## [What to do]
Nothing in the records may be left out or altered; reproduce them all exactly.

Collection entries:

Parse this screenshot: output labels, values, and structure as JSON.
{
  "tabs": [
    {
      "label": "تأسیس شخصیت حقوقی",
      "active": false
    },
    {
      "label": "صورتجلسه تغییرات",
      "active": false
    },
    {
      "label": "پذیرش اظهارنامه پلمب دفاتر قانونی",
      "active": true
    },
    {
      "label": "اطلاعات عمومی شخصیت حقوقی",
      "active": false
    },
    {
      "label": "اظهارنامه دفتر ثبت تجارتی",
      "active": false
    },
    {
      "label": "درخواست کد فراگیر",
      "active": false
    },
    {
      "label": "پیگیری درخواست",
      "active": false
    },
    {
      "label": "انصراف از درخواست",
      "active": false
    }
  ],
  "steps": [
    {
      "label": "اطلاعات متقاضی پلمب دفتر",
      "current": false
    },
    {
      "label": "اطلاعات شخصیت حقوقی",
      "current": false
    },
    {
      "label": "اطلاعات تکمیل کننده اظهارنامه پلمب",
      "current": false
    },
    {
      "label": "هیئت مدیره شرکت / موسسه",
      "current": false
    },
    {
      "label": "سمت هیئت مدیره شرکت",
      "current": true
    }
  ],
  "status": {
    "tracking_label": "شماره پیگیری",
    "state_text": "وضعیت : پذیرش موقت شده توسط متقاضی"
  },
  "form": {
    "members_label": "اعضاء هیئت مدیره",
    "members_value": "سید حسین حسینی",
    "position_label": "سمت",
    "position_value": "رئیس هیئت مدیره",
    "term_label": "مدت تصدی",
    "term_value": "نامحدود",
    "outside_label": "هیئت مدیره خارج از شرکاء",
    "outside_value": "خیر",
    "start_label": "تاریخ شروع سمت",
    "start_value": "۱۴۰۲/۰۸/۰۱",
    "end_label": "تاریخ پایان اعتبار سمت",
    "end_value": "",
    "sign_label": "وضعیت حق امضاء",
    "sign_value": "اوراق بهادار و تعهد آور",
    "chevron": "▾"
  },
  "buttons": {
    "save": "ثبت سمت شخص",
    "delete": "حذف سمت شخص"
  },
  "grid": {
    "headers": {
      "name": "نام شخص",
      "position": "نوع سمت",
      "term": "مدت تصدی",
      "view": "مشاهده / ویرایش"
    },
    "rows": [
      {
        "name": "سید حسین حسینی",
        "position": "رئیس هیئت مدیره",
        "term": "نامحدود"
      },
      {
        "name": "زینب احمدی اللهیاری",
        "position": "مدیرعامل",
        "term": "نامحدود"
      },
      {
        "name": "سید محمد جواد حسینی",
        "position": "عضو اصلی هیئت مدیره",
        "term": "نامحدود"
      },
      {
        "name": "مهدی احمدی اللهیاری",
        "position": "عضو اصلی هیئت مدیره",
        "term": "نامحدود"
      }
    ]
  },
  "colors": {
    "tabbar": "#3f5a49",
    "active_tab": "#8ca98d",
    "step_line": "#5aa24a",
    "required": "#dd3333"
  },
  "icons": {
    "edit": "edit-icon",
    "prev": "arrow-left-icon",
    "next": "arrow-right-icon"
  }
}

## [Output below]
Parse this screenshot: output labels, values, and structure as JSON.
{
  "tabs": [
    {
      "label": "تأسیس شخصیت حقوقی",
      "active": false
    },
    {
      "label": "صورتجلسه تغییرات",
      "active": false
    },
    {
      "label": "پذیرش اظهارنامه پلمب دفاتر قانونی",
      "active": true
    },
    {
      "label": "اطلاعات عمومی شخصیت حقوقی",
      "active": false
    },
    {
      "label": "اظهارنامه دفتر ثبت تجارتی",
      "active": false
    },
    {
      "label": "درخواست کد فراگیر",
      "active": false
    },
    {
      "label": "پیگیری درخواست",
      "active": false
    },
    {
      "label": "انصراف از درخواست",
      "active": false
    }
  ],
  "steps": [
    {
      "label": "اطلاعات متقاضی پلمب دفتر",
      "current": false
    },
    {
      "label": "اطلاعات شخصیت حقوقی",
      "current": false
    },
    {
      "label": "اطلاعات تکمیل کننده اظهارنامه پلمب",
      "current": false
    },
    {
      "label": "هیئت مدیره شرکت / موسسه",
      "current": false
    },
    {
      "label": "سمت هیئت مدیره شرکت",
      "current": true
    }
  ],
  "status": {
    "tracking_label": "شماره پیگیری",
    "state_text": "وضعیت : پذیرش موقت شده توسط متقاضی"
  },
  "form": {
    "members_label": "اعضاء هیئت مدیره",
    "members_value": "سید حسین حسینی",
    "position_label": "سمت",
    "position_value": "رئیس هیئت مدیره",
    "term_label": "مدت تصدی",
    "term_value": "نامحدود",
    "outside_label": "هیئت مدیره خارج از شرکاء",
    "outside_value": "خیر",
    "start_label": "تاریخ شروع سمت",
    "start_value": "۱۴۰۲/۰۸/۰۱",
    "end_label": "تاریخ پایان اعتبار سمت",
    "end_value": "",
    "sign_label": "وضعیت حق امضاء",
    "sign_value": "اوراق بهادار و تعهد آور",
    "chevron": "▾"
  },
  "buttons": {
    "save": "ثبت سمت شخص",
    "delete": "حذف سمت شخص"
  },
  "grid": {
    "headers": {
      "name": "نام شخص",
      "position": "نوع سمت",
      "term": "مدت تصدی",
      "view": "مشاهده / ویرایش"
    },
    "rows": [
      {
        "name": "سید حسین حسینی",
        "position": "رئیس هیئت مدیره",
        "term": "نامحدود"
      },
      {
        "name": "زینب احمدی اللهیاری",
        "position": "مدیرعامل",
        "term": "نامحدود"
      },
      {
        "name": "سید محمد جواد حسینی",
        "position": "عضو اصلی هیئت مدیره",
        "term": "نامحدود"
      },
      {
        "name": "مهدی احمدی اللهیاری",
        "position": "عضو اصلی هیئت مدیره",
        "term": "نامحدود"
      }
    ]
  },
  "colors": {
    "tabbar": "#3f5a49",
    "active_tab": "#8ca98d",
    "step_line": "#5aa24a",
    "required": "#dd3333"
  },
  "icons": {
    "edit": "edit-icon",
    "prev": "arrow-left-icon",
    "next": "arrow-right-icon"
  }
}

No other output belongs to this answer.